# The request
Every line that contains "material" counts once; give the total number of such lines, with no other words.

--- Start of Supplied records ---

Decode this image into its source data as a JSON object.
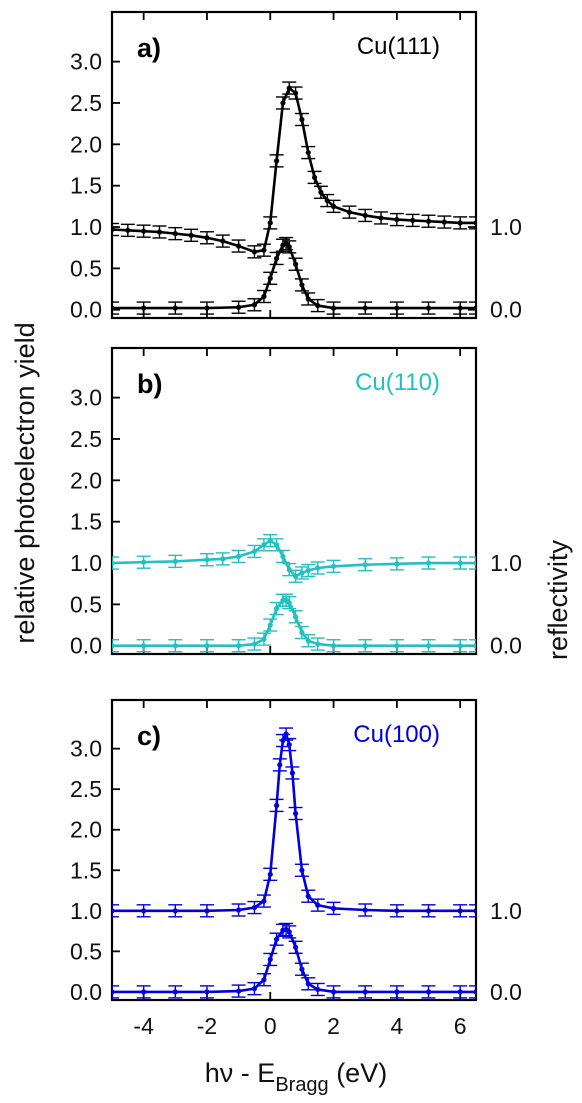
{
  "chart_data": [
    {
      "type": "line",
      "panel_label": "a)",
      "material": "Cu(111)",
      "color": "#000000",
      "xlim": [
        -5,
        6.5
      ],
      "ylim": [
        -0.1,
        3.6
      ],
      "x_ticks": [
        -4,
        -2,
        0,
        2,
        4,
        6
      ],
      "x_tick_labels": [
        "-4",
        "-2",
        "0",
        "2",
        "4",
        "6"
      ],
      "y_ticks_left": [
        0.0,
        0.5,
        1.0,
        1.5,
        2.0,
        2.5,
        3.0
      ],
      "y_tick_labels_left": [
        "0.0",
        "0.5",
        "1.0",
        "1.5",
        "2.0",
        "2.5",
        "3.0"
      ],
      "y_ticks_right": [
        0.0,
        1.0
      ],
      "y_tick_labels_right": [
        "0.0",
        "1.0"
      ],
      "series": [
        {
          "x": [
            -5.0,
            -4.5,
            -4.0,
            -3.5,
            -3.0,
            -2.5,
            -2.0,
            -1.5,
            -1.0,
            -0.5,
            -0.2,
            0.0,
            0.2,
            0.4,
            0.6,
            0.8,
            1.0,
            1.2,
            1.4,
            1.6,
            1.8,
            2.0,
            2.5,
            3.0,
            3.5,
            4.0,
            4.5,
            5.0,
            5.5,
            6.0,
            6.5
          ],
          "y": [
            0.97,
            0.96,
            0.95,
            0.94,
            0.92,
            0.9,
            0.87,
            0.83,
            0.77,
            0.7,
            0.72,
            1.05,
            1.8,
            2.5,
            2.68,
            2.62,
            2.3,
            1.9,
            1.6,
            1.42,
            1.32,
            1.25,
            1.18,
            1.14,
            1.11,
            1.09,
            1.08,
            1.07,
            1.06,
            1.05,
            1.05
          ]
        },
        {
          "x": [
            -5.0,
            -4.0,
            -3.0,
            -2.0,
            -1.0,
            -0.5,
            -0.2,
            0.0,
            0.2,
            0.4,
            0.5,
            0.6,
            0.8,
            1.0,
            1.2,
            1.5,
            2.0,
            3.0,
            4.0,
            5.0,
            6.0,
            6.5
          ],
          "y": [
            0.02,
            0.02,
            0.02,
            0.02,
            0.03,
            0.06,
            0.16,
            0.38,
            0.62,
            0.78,
            0.8,
            0.76,
            0.55,
            0.3,
            0.13,
            0.05,
            0.02,
            0.02,
            0.02,
            0.02,
            0.02,
            0.02
          ]
        }
      ]
    },
    {
      "type": "line",
      "panel_label": "b)",
      "material": "Cu(110)",
      "color": "#22C0C0",
      "xlim": [
        -5,
        6.5
      ],
      "ylim": [
        -0.1,
        3.6
      ],
      "x_ticks": [
        -4,
        -2,
        0,
        2,
        4,
        6
      ],
      "x_tick_labels": [
        "-4",
        "-2",
        "0",
        "2",
        "4",
        "6"
      ],
      "y_ticks_left": [
        0.0,
        0.5,
        1.0,
        1.5,
        2.0,
        2.5,
        3.0
      ],
      "y_tick_labels_left": [
        "0.0",
        "0.5",
        "1.0",
        "1.5",
        "2.0",
        "2.5",
        "3.0"
      ],
      "y_ticks_right": [
        0.0,
        1.0
      ],
      "y_tick_labels_right": [
        "0.0",
        "1.0"
      ],
      "series": [
        {
          "x": [
            -5.0,
            -4.0,
            -3.0,
            -2.0,
            -1.5,
            -1.0,
            -0.5,
            -0.2,
            0.0,
            0.2,
            0.4,
            0.6,
            0.8,
            1.0,
            1.2,
            1.5,
            2.0,
            3.0,
            4.0,
            5.0,
            6.0,
            6.5
          ],
          "y": [
            1.0,
            1.01,
            1.02,
            1.04,
            1.05,
            1.08,
            1.14,
            1.22,
            1.27,
            1.22,
            1.08,
            0.92,
            0.84,
            0.88,
            0.91,
            0.94,
            0.96,
            0.98,
            0.99,
            1.0,
            1.0,
            1.0
          ]
        },
        {
          "x": [
            -5.0,
            -4.0,
            -3.0,
            -2.0,
            -1.0,
            -0.5,
            -0.2,
            0.0,
            0.2,
            0.4,
            0.5,
            0.6,
            0.8,
            1.0,
            1.2,
            1.5,
            2.0,
            3.0,
            4.0,
            5.0,
            6.0,
            6.5
          ],
          "y": [
            0.0,
            0.0,
            0.0,
            0.0,
            0.0,
            0.02,
            0.08,
            0.25,
            0.45,
            0.55,
            0.55,
            0.52,
            0.35,
            0.16,
            0.06,
            0.02,
            0.0,
            0.0,
            0.0,
            0.0,
            0.0,
            0.0
          ]
        }
      ]
    },
    {
      "type": "line",
      "panel_label": "c)",
      "material": "Cu(100)",
      "color": "#0000E0",
      "xlim": [
        -5,
        6.5
      ],
      "ylim": [
        -0.1,
        3.6
      ],
      "x_ticks": [
        -4,
        -2,
        0,
        2,
        4,
        6
      ],
      "x_tick_labels": [
        "-4",
        "-2",
        "0",
        "2",
        "4",
        "6"
      ],
      "y_ticks_left": [
        0.0,
        0.5,
        1.0,
        1.5,
        2.0,
        2.5,
        3.0
      ],
      "y_tick_labels_left": [
        "0.0",
        "0.5",
        "1.0",
        "1.5",
        "2.0",
        "2.5",
        "3.0"
      ],
      "y_ticks_right": [
        0.0,
        1.0
      ],
      "y_tick_labels_right": [
        "0.0",
        "1.0"
      ],
      "series": [
        {
          "x": [
            -5.0,
            -4.0,
            -3.0,
            -2.0,
            -1.0,
            -0.5,
            -0.2,
            0.0,
            0.2,
            0.3,
            0.4,
            0.5,
            0.6,
            0.7,
            0.8,
            1.0,
            1.2,
            1.5,
            2.0,
            3.0,
            4.0,
            5.0,
            6.0,
            6.5
          ],
          "y": [
            1.0,
            1.0,
            1.0,
            1.0,
            1.01,
            1.04,
            1.12,
            1.45,
            2.3,
            2.8,
            3.1,
            3.18,
            3.05,
            2.7,
            2.2,
            1.5,
            1.18,
            1.07,
            1.03,
            1.01,
            1.0,
            1.0,
            1.0,
            1.0
          ]
        },
        {
          "x": [
            -5.0,
            -4.0,
            -3.0,
            -2.0,
            -1.0,
            -0.5,
            -0.2,
            0.0,
            0.2,
            0.4,
            0.5,
            0.6,
            0.8,
            1.0,
            1.2,
            1.5,
            2.0,
            3.0,
            4.0,
            5.0,
            6.0,
            6.5
          ],
          "y": [
            0.0,
            0.0,
            0.0,
            0.0,
            0.01,
            0.04,
            0.15,
            0.4,
            0.65,
            0.76,
            0.77,
            0.74,
            0.55,
            0.28,
            0.1,
            0.03,
            0.0,
            0.0,
            0.0,
            0.0,
            0.0,
            0.0
          ]
        }
      ]
    }
  ],
  "axes": {
    "y_left_title": "relative photoelectron yield",
    "y_right_title": "reflectivity",
    "x_title_main": "hν - E",
    "x_title_sub": "Bragg",
    "x_title_unit": " (eV)"
  }
}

--- End of Supplied records ---

# Complete response
3